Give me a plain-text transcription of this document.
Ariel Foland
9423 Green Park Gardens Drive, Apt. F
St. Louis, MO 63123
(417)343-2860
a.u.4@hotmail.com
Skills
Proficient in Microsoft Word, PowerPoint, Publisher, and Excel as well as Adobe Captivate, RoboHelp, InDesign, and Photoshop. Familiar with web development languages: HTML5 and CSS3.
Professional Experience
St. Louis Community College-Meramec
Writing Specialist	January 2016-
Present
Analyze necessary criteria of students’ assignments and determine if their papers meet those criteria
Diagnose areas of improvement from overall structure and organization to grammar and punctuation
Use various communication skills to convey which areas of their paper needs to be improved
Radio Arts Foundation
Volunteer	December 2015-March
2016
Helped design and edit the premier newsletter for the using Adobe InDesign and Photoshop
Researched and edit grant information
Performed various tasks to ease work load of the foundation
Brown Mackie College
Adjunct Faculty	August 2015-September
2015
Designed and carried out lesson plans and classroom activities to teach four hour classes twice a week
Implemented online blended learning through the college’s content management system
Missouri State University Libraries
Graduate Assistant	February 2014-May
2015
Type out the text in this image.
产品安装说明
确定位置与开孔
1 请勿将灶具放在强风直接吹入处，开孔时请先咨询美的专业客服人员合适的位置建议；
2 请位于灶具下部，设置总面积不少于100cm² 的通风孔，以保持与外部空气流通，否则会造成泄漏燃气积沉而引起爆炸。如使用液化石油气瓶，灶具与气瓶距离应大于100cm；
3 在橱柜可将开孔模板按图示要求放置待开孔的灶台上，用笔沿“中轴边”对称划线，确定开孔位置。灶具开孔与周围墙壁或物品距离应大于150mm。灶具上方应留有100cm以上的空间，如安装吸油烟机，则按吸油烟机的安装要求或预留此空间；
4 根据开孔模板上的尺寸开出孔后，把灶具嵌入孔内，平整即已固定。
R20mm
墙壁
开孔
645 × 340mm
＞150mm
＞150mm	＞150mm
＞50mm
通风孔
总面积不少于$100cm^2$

WHAT THE TASK ASKS: Transcribe exactly the line containing "Type out the text in this image." and all remaining lines of the material, ending with the last one.

COMPLETE RESPONSE:
Type out the text in this image.
产品安装说明
确定位置与开孔
1 请勿将灶具放在强风直接吹入处，开孔时请先咨询美的专业客服人员合适的位置建议；
2 请位于灶具下部，设置总面积不少于100cm² 的通风孔，以保持与外部空气流通，否则会造成泄漏燃气积沉而引起爆炸。如使用液化石油气瓶，灶具与气瓶距离应大于100cm；
3 在橱柜可将开孔模板按图示要求放置待开孔的灶台上，用笔沿“中轴边”对称划线，确定开孔位置。灶具开孔与周围墙壁或物品距离应大于150mm。灶具上方应留有100cm以上的空间，如安装吸油烟机，则按吸油烟机的安装要求或预留此空间；
4 根据开孔模板上的尺寸开出孔后，把灶具嵌入孔内，平整即已固定。
R20mm
墙壁
开孔
645 × 340mm
＞150mm
＞150mm	＞150mm
＞50mm
通风孔
总面积不少于$100cm^2$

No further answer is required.